» **Task description**:
What follows is a set of records; restate each one word for word and drop the pictures.

» **Data shown**:

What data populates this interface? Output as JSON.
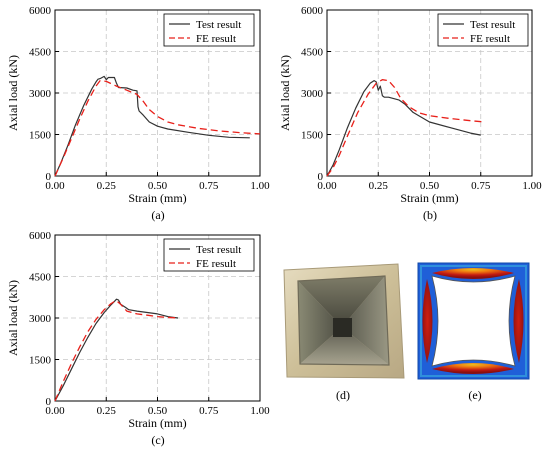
{
  "figure": {
    "photo_caption": "(d)",
    "fe_caption": "(e)"
  },
  "colors": {
    "test": "#333333",
    "fe": "#e8201a",
    "grid": "#c8c8c8",
    "fe_blue": "#1f5fd8",
    "fe_red": "#c21a12",
    "fe_orange": "#f07a10",
    "fe_yellow": "#e8c020",
    "fe_cyan": "#3ab0e0"
  },
  "chart_data": [
    {
      "type": "line",
      "caption": "(a)",
      "xlabel": "Strain (mm)",
      "ylabel": "Axial load (kN)",
      "xlim": [
        0,
        1.0
      ],
      "ylim": [
        0,
        6000
      ],
      "xticks": [
        0.0,
        0.25,
        0.5,
        0.75,
        1.0
      ],
      "xtick_labels": [
        "0.00",
        "0.25",
        "0.50",
        "0.75",
        "1.00"
      ],
      "yticks": [
        0,
        1500,
        3000,
        4500,
        6000
      ],
      "ytick_labels": [
        "0",
        "1500",
        "3000",
        "4500",
        "6000"
      ],
      "grid": true,
      "legend_position": "top-right",
      "series": [
        {
          "name": "Test result",
          "style": "solid",
          "x": [
            0,
            0.03,
            0.06,
            0.1,
            0.14,
            0.18,
            0.2,
            0.21,
            0.22,
            0.24,
            0.25,
            0.26,
            0.29,
            0.3,
            0.31,
            0.35,
            0.38,
            0.4,
            0.405,
            0.41,
            0.43,
            0.46,
            0.5,
            0.55,
            0.65,
            0.75,
            0.85,
            0.95
          ],
          "y": [
            0,
            500,
            1050,
            1850,
            2550,
            3150,
            3400,
            3500,
            3520,
            3600,
            3480,
            3560,
            3560,
            3350,
            3200,
            3180,
            3100,
            3080,
            2500,
            2350,
            2200,
            1950,
            1800,
            1700,
            1580,
            1470,
            1400,
            1380
          ]
        },
        {
          "name": "FE result",
          "style": "dashed",
          "x": [
            0,
            0.04,
            0.08,
            0.12,
            0.16,
            0.2,
            0.22,
            0.25,
            0.3,
            0.35,
            0.4,
            0.43,
            0.46,
            0.5,
            0.55,
            0.6,
            0.7,
            0.8,
            0.9,
            1.0
          ],
          "y": [
            0,
            650,
            1350,
            2050,
            2700,
            3250,
            3450,
            3420,
            3250,
            3100,
            2950,
            2700,
            2400,
            2150,
            1950,
            1850,
            1720,
            1630,
            1570,
            1520
          ]
        }
      ]
    },
    {
      "type": "line",
      "caption": "(b)",
      "xlabel": "Strain (mm)",
      "ylabel": "Axial load (kN)",
      "xlim": [
        0,
        1.0
      ],
      "ylim": [
        0,
        6000
      ],
      "xticks": [
        0.0,
        0.25,
        0.5,
        0.75,
        1.0
      ],
      "xtick_labels": [
        "0.00",
        "0.25",
        "0.50",
        "0.75",
        "1.00"
      ],
      "yticks": [
        0,
        1500,
        3000,
        4500,
        6000
      ],
      "ytick_labels": [
        "0",
        "1500",
        "3000",
        "4500",
        "6000"
      ],
      "grid": true,
      "legend_position": "top-right",
      "series": [
        {
          "name": "Test result",
          "style": "solid",
          "x": [
            0,
            0.03,
            0.06,
            0.1,
            0.14,
            0.18,
            0.21,
            0.23,
            0.24,
            0.25,
            0.26,
            0.27,
            0.28,
            0.3,
            0.35,
            0.38,
            0.42,
            0.5,
            0.6,
            0.7,
            0.75
          ],
          "y": [
            0,
            400,
            950,
            1750,
            2450,
            3050,
            3350,
            3450,
            3400,
            3100,
            3250,
            2900,
            2850,
            2850,
            2750,
            2600,
            2300,
            1950,
            1750,
            1550,
            1480
          ]
        },
        {
          "name": "FE result",
          "style": "dashed",
          "x": [
            0,
            0.03,
            0.06,
            0.1,
            0.15,
            0.2,
            0.24,
            0.27,
            0.3,
            0.33,
            0.36,
            0.4,
            0.45,
            0.5,
            0.6,
            0.7,
            0.77
          ],
          "y": [
            0,
            300,
            750,
            1450,
            2300,
            2950,
            3350,
            3480,
            3450,
            3200,
            2800,
            2500,
            2280,
            2180,
            2080,
            2000,
            1950
          ]
        }
      ]
    },
    {
      "type": "line",
      "caption": "(c)",
      "xlabel": "Strain (mm)",
      "ylabel": "Axial load (kN)",
      "xlim": [
        0,
        1.0
      ],
      "ylim": [
        0,
        6000
      ],
      "xticks": [
        0.0,
        0.25,
        0.5,
        0.75,
        1.0
      ],
      "xtick_labels": [
        "0.00",
        "0.25",
        "0.50",
        "0.75",
        "1.00"
      ],
      "yticks": [
        0,
        1500,
        3000,
        4500,
        6000
      ],
      "ytick_labels": [
        "0",
        "1500",
        "3000",
        "4500",
        "6000"
      ],
      "grid": true,
      "legend_position": "top-right",
      "series": [
        {
          "name": "Test result",
          "style": "solid",
          "x": [
            0,
            0.04,
            0.08,
            0.12,
            0.16,
            0.2,
            0.24,
            0.27,
            0.29,
            0.3,
            0.31,
            0.32,
            0.34,
            0.36,
            0.4,
            0.45,
            0.5,
            0.55,
            0.6
          ],
          "y": [
            0,
            550,
            1150,
            1750,
            2300,
            2800,
            3200,
            3450,
            3600,
            3680,
            3650,
            3500,
            3400,
            3300,
            3250,
            3200,
            3150,
            3050,
            3000
          ]
        },
        {
          "name": "FE result",
          "style": "dashed",
          "x": [
            0,
            0.04,
            0.08,
            0.12,
            0.16,
            0.2,
            0.24,
            0.27,
            0.29,
            0.3,
            0.32,
            0.35,
            0.4,
            0.45,
            0.5,
            0.55,
            0.6
          ],
          "y": [
            0,
            700,
            1350,
            1950,
            2500,
            2950,
            3300,
            3500,
            3600,
            3620,
            3500,
            3250,
            3150,
            3100,
            3050,
            3020,
            3000
          ]
        }
      ]
    }
  ]
}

» **Reply**:
What data populates this interface? Output as JSON.
{
  "figure": {
    "photo_caption": "(d)",
    "fe_caption": "(e)"
  },
  "colors": {
    "test": "#333333",
    "fe": "#e8201a",
    "grid": "#c8c8c8",
    "fe_blue": "#1f5fd8",
    "fe_red": "#c21a12",
    "fe_orange": "#f07a10",
    "fe_yellow": "#e8c020",
    "fe_cyan": "#3ab0e0"
  },
  "chart_data": [
    {
      "type": "line",
      "caption": "(a)",
      "xlabel": "Strain (mm)",
      "ylabel": "Axial load (kN)",
      "xlim": [
        0,
        1.0
      ],
      "ylim": [
        0,
        6000
      ],
      "xticks": [
        0.0,
        0.25,
        0.5,
        0.75,
        1.0
      ],
      "xtick_labels": [
        "0.00",
        "0.25",
        "0.50",
        "0.75",
        "1.00"
      ],
      "yticks": [
        0,
        1500,
        3000,
        4500,
        6000
      ],
      "ytick_labels": [
        "0",
        "1500",
        "3000",
        "4500",
        "6000"
      ],
      "grid": true,
      "legend_position": "top-right",
      "series": [
        {
          "name": "Test result",
          "style": "solid",
          "x": [
            0,
            0.03,
            0.06,
            0.1,
            0.14,
            0.18,
            0.2,
            0.21,
            0.22,
            0.24,
            0.25,
            0.26,
            0.29,
            0.3,
            0.31,
            0.35,
            0.38,
            0.4,
            0.405,
            0.41,
            0.43,
            0.46,
            0.5,
            0.55,
            0.65,
            0.75,
            0.85,
            0.95
          ],
          "y": [
            0,
            500,
            1050,
            1850,
            2550,
            3150,
            3400,
            3500,
            3520,
            3600,
            3480,
            3560,
            3560,
            3350,
            3200,
            3180,
            3100,
            3080,
            2500,
            2350,
            2200,
            1950,
            1800,
            1700,
            1580,
            1470,
            1400,
            1380
          ]
        },
        {
          "name": "FE result",
          "style": "dashed",
          "x": [
            0,
            0.04,
            0.08,
            0.12,
            0.16,
            0.2,
            0.22,
            0.25,
            0.3,
            0.35,
            0.4,
            0.43,
            0.46,
            0.5,
            0.55,
            0.6,
            0.7,
            0.8,
            0.9,
            1.0
          ],
          "y": [
            0,
            650,
            1350,
            2050,
            2700,
            3250,
            3450,
            3420,
            3250,
            3100,
            2950,
            2700,
            2400,
            2150,
            1950,
            1850,
            1720,
            1630,
            1570,
            1520
          ]
        }
      ]
    },
    {
      "type": "line",
      "caption": "(b)",
      "xlabel": "Strain (mm)",
      "ylabel": "Axial load (kN)",
      "xlim": [
        0,
        1.0
      ],
      "ylim": [
        0,
        6000
      ],
      "xticks": [
        0.0,
        0.25,
        0.5,
        0.75,
        1.0
      ],
      "xtick_labels": [
        "0.00",
        "0.25",
        "0.50",
        "0.75",
        "1.00"
      ],
      "yticks": [
        0,
        1500,
        3000,
        4500,
        6000
      ],
      "ytick_labels": [
        "0",
        "1500",
        "3000",
        "4500",
        "6000"
      ],
      "grid": true,
      "legend_position": "top-right",
      "series": [
        {
          "name": "Test result",
          "style": "solid",
          "x": [
            0,
            0.03,
            0.06,
            0.1,
            0.14,
            0.18,
            0.21,
            0.23,
            0.24,
            0.25,
            0.26,
            0.27,
            0.28,
            0.3,
            0.35,
            0.38,
            0.42,
            0.5,
            0.6,
            0.7,
            0.75
          ],
          "y": [
            0,
            400,
            950,
            1750,
            2450,
            3050,
            3350,
            3450,
            3400,
            3100,
            3250,
            2900,
            2850,
            2850,
            2750,
            2600,
            2300,
            1950,
            1750,
            1550,
            1480
          ]
        },
        {
          "name": "FE result",
          "style": "dashed",
          "x": [
            0,
            0.03,
            0.06,
            0.1,
            0.15,
            0.2,
            0.24,
            0.27,
            0.3,
            0.33,
            0.36,
            0.4,
            0.45,
            0.5,
            0.6,
            0.7,
            0.77
          ],
          "y": [
            0,
            300,
            750,
            1450,
            2300,
            2950,
            3350,
            3480,
            3450,
            3200,
            2800,
            2500,
            2280,
            2180,
            2080,
            2000,
            1950
          ]
        }
      ]
    },
    {
      "type": "line",
      "caption": "(c)",
      "xlabel": "Strain (mm)",
      "ylabel": "Axial load (kN)",
      "xlim": [
        0,
        1.0
      ],
      "ylim": [
        0,
        6000
      ],
      "xticks": [
        0.0,
        0.25,
        0.5,
        0.75,
        1.0
      ],
      "xtick_labels": [
        "0.00",
        "0.25",
        "0.50",
        "0.75",
        "1.00"
      ],
      "yticks": [
        0,
        1500,
        3000,
        4500,
        6000
      ],
      "ytick_labels": [
        "0",
        "1500",
        "3000",
        "4500",
        "6000"
      ],
      "grid": true,
      "legend_position": "top-right",
      "series": [
        {
          "name": "Test result",
          "style": "solid",
          "x": [
            0,
            0.04,
            0.08,
            0.12,
            0.16,
            0.2,
            0.24,
            0.27,
            0.29,
            0.3,
            0.31,
            0.32,
            0.34,
            0.36,
            0.4,
            0.45,
            0.5,
            0.55,
            0.6
          ],
          "y": [
            0,
            550,
            1150,
            1750,
            2300,
            2800,
            3200,
            3450,
            3600,
            3680,
            3650,
            3500,
            3400,
            3300,
            3250,
            3200,
            3150,
            3050,
            3000
          ]
        },
        {
          "name": "FE result",
          "style": "dashed",
          "x": [
            0,
            0.04,
            0.08,
            0.12,
            0.16,
            0.2,
            0.24,
            0.27,
            0.29,
            0.3,
            0.32,
            0.35,
            0.4,
            0.45,
            0.5,
            0.55,
            0.6
          ],
          "y": [
            0,
            700,
            1350,
            1950,
            2500,
            2950,
            3300,
            3500,
            3600,
            3620,
            3500,
            3250,
            3150,
            3100,
            3050,
            3020,
            3000
          ]
        }
      ]
    }
  ]
}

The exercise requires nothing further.